§ **Direction**
Work out how many lines of the listing hold "κανόνες", then state only that count.

>> BEGIN

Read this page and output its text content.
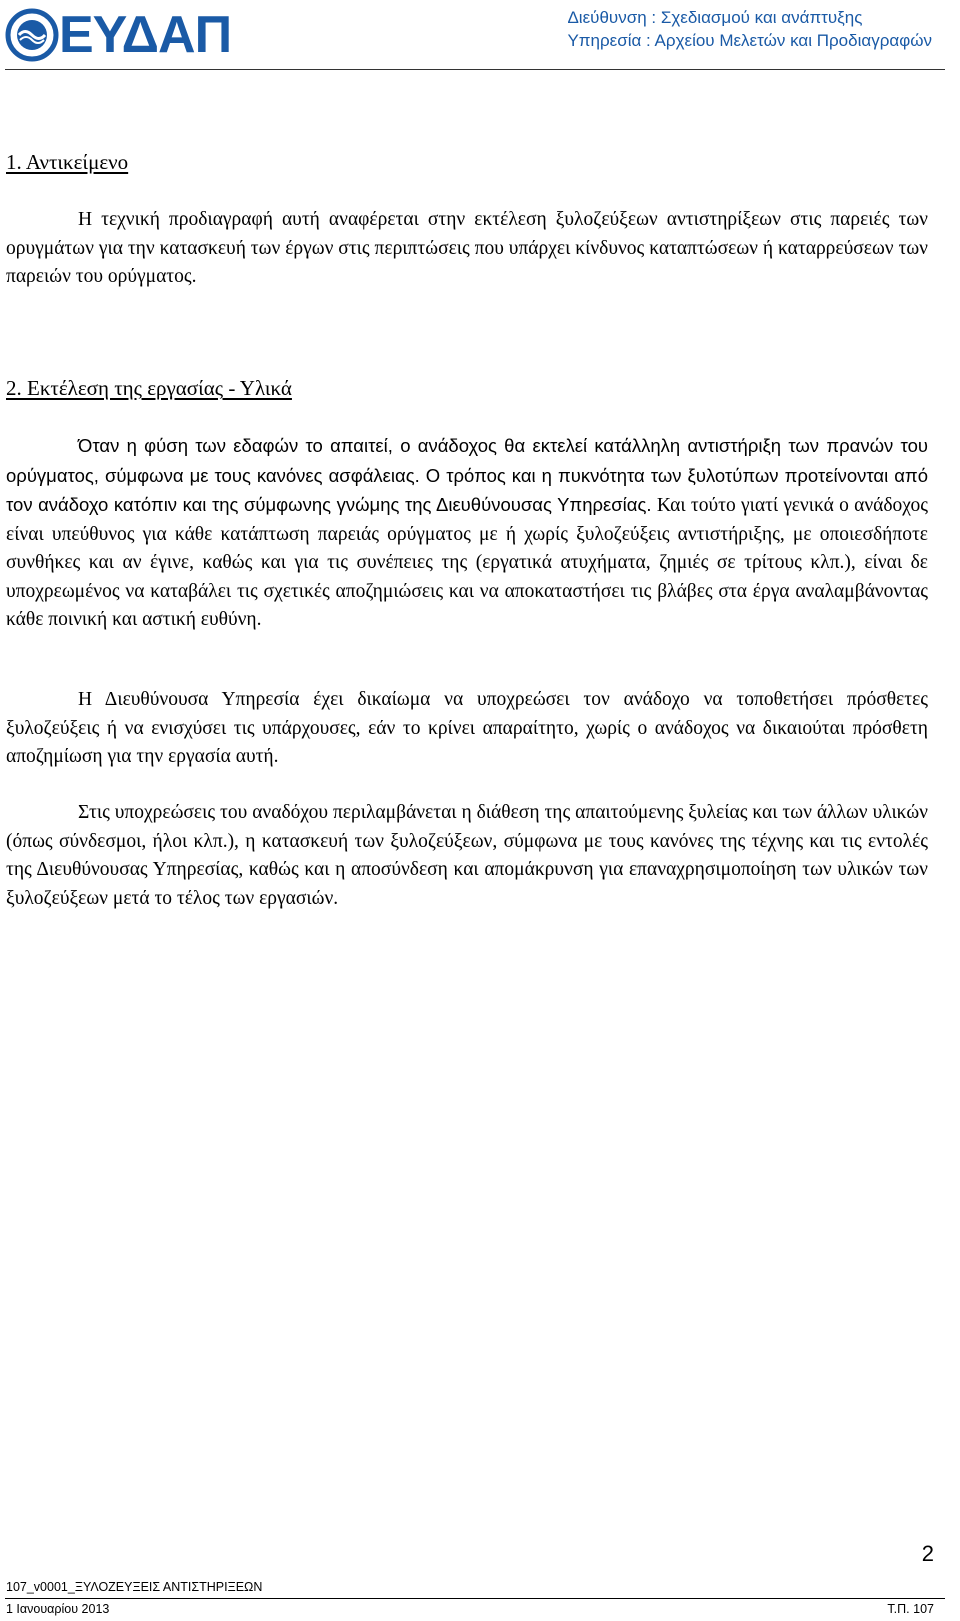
ΕΥΔΑΠ	Διεύθυνση : Σχεδιασμού και ανάπτυξης
Υπηρεσία : Αρχείου Μελετών και Προδιαγραφών
1. Αντικείμενο

Η τεχνική προδιαγραφή αυτή αναφέρεται στην εκτέλεση ξυλοζεύξεων αντιστηρίξεων στις παρειές των ορυγμάτων για την κατασκευή των έργων στις περιπτώσεις που υπάρχει κίνδυνος καταπτώσεων ή καταρρεύσεων των παρειών του ορύγματος.

2. Εκτέλεση της εργασίας - Υλικά

Όταν η φύση των εδαφών το απαιτεί, ο ανάδοχος θα εκτελεί κατάλληλη αντιστήριξη των πρανών του ορύγματος, σύμφωνα με τους κανόνες ασφάλειας. Ο τρόπος και η πυκνότητα των ξυλοτύπων προτείνονται από τον ανάδοχο κατόπιν και της σύμφωνης γνώμης της Διευθύνουσας Υπηρεσίας. Και τούτο γιατί γενικά ο ανάδοχος είναι υπεύθυνος για κάθε κατάπτωση παρειάς ορύγματος με ή χωρίς ξυλοζεύξεις αντιστήριξης, με οποιεσδήποτε συνθήκες και αν έγινε, καθώς και για τις συνέπειες της (εργατικά ατυχήματα, ζημιές σε τρίτους κλπ.), είναι δε υποχρεωμένος να καταβάλει τις σχετικές αποζημιώσεις και να αποκαταστήσει τις βλάβες στα έργα αναλαμβάνοντας κάθε ποινική και αστική ευθύνη.

Η Διευθύνουσα Υπηρεσία έχει δικαίωμα να υποχρεώσει τον ανάδοχο να τοποθετήσει πρόσθετες ξυλοζεύξεις ή να ενισχύσει τις υπάρχουσες, εάν το κρίνει απαραίτητο, χωρίς ο ανάδοχος να δικαιούται πρόσθετη αποζημίωση για την εργασία αυτή.

Στις υποχρεώσεις του αναδόχου περιλαμβάνεται η διάθεση της απαιτούμενης ξυλείας και των άλλων υλικών (όπως σύνδεσμοι, ήλοι κλπ.), η κατασκευή των ξυλοζεύξεων, σύμφωνα με τους κανόνες της τέχνης και τις εντολές της Διευθύνουσας Υπηρεσίας, καθώς και η αποσύνδεση και απομάκρυνση για επαναχρησιμοποίηση των υλικών των ξυλοζεύξεων μετά το τέλος των εργασιών.

2
107_v0001_ΞΥΛΟΖΕΥΞΕΙΣ ΑΝΤΙΣΤΗΡΙΞΕΩΝ
1 Ιανουαρίου 2013	Τ.Π. 107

>> END

§ **Correct result**
2